• _Brief_:
Return the material below in full and exactly.

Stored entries

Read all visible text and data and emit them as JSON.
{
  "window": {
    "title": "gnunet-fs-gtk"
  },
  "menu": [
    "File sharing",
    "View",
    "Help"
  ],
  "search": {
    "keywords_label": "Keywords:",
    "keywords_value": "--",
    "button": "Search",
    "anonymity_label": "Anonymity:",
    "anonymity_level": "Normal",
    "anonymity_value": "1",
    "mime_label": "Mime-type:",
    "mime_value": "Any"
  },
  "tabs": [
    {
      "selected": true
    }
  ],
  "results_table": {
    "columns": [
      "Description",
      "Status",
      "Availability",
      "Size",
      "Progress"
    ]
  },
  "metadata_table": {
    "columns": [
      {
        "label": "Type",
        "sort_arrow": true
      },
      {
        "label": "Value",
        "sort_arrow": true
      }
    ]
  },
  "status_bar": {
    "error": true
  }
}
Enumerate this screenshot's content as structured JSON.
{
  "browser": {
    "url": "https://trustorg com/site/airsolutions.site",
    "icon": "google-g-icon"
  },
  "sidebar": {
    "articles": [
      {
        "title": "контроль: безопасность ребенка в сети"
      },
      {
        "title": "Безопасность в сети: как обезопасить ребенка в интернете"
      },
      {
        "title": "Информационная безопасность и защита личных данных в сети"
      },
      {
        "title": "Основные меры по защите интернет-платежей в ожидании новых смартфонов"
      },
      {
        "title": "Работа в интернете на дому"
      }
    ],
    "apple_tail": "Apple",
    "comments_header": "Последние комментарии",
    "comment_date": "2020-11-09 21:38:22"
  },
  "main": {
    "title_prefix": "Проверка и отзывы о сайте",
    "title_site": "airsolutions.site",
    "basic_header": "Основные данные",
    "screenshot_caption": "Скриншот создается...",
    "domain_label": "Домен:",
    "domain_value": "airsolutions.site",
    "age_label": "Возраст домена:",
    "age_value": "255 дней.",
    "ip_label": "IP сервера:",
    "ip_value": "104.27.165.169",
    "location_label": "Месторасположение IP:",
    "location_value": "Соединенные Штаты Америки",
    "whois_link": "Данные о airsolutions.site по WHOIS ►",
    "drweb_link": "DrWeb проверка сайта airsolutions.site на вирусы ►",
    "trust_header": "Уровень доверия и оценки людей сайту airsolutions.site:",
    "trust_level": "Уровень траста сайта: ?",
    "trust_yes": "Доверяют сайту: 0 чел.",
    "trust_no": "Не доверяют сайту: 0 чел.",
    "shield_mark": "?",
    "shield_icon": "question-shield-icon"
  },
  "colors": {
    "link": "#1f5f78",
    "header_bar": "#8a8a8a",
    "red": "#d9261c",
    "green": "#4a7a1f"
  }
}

• _Response for this exercise_:
Read all visible text and data and emit them as JSON.
{
  "window": {
    "title": "gnunet-fs-gtk"
  },
  "menu": [
    "File sharing",
    "View",
    "Help"
  ],
  "search": {
    "keywords_label": "Keywords:",
    "keywords_value": "--",
    "button": "Search",
    "anonymity_label": "Anonymity:",
    "anonymity_level": "Normal",
    "anonymity_value": "1",
    "mime_label": "Mime-type:",
    "mime_value": "Any"
  },
  "tabs": [
    {
      "selected": true
    }
  ],
  "results_table": {
    "columns": [
      "Description",
      "Status",
      "Availability",
      "Size",
      "Progress"
    ]
  },
  "metadata_table": {
    "columns": [
      {
        "label": "Type",
        "sort_arrow": true
      },
      {
        "label": "Value",
        "sort_arrow": true
      }
    ]
  },
  "status_bar": {
    "error": true
  }
}
Enumerate this screenshot's content as structured JSON.
{
  "browser": {
    "url": "https://trustorg com/site/airsolutions.site",
    "icon": "google-g-icon"
  },
  "sidebar": {
    "articles": [
      {
        "title": "контроль: безопасность ребенка в сети"
      },
      {
        "title": "Безопасность в сети: как обезопасить ребенка в интернете"
      },
      {
        "title": "Информационная безопасность и защита личных данных в сети"
      },
      {
        "title": "Основные меры по защите интернет-платежей в ожидании новых смартфонов"
      },
      {
        "title": "Работа в интернете на дому"
      }
    ],
    "apple_tail": "Apple",
    "comments_header": "Последние комментарии",
    "comment_date": "2020-11-09 21:38:22"
  },
  "main": {
    "title_prefix": "Проверка и отзывы о сайте",
    "title_site": "airsolutions.site",
    "basic_header": "Основные данные",
    "screenshot_caption": "Скриншот создается...",
    "domain_label": "Домен:",
    "domain_value": "airsolutions.site",
    "age_label": "Возраст домена:",
    "age_value": "255 дней.",
    "ip_label": "IP сервера:",
    "ip_value": "104.27.165.169",
    "location_label": "Месторасположение IP:",
    "location_value": "Соединенные Штаты Америки",
    "whois_link": "Данные о airsolutions.site по WHOIS ►",
    "drweb_link": "DrWeb проверка сайта airsolutions.site на вирусы ►",
    "trust_header": "Уровень доверия и оценки людей сайту airsolutions.site:",
    "trust_level": "Уровень траста сайта: ?",
    "trust_yes": "Доверяют сайту: 0 чел.",
    "trust_no": "Не доверяют сайту: 0 чел.",
    "shield_mark": "?",
    "shield_icon": "question-shield-icon"
  },
  "colors": {
    "link": "#1f5f78",
    "header_bar": "#8a8a8a",
    "red": "#d9261c",
    "green": "#4a7a1f"
  }
}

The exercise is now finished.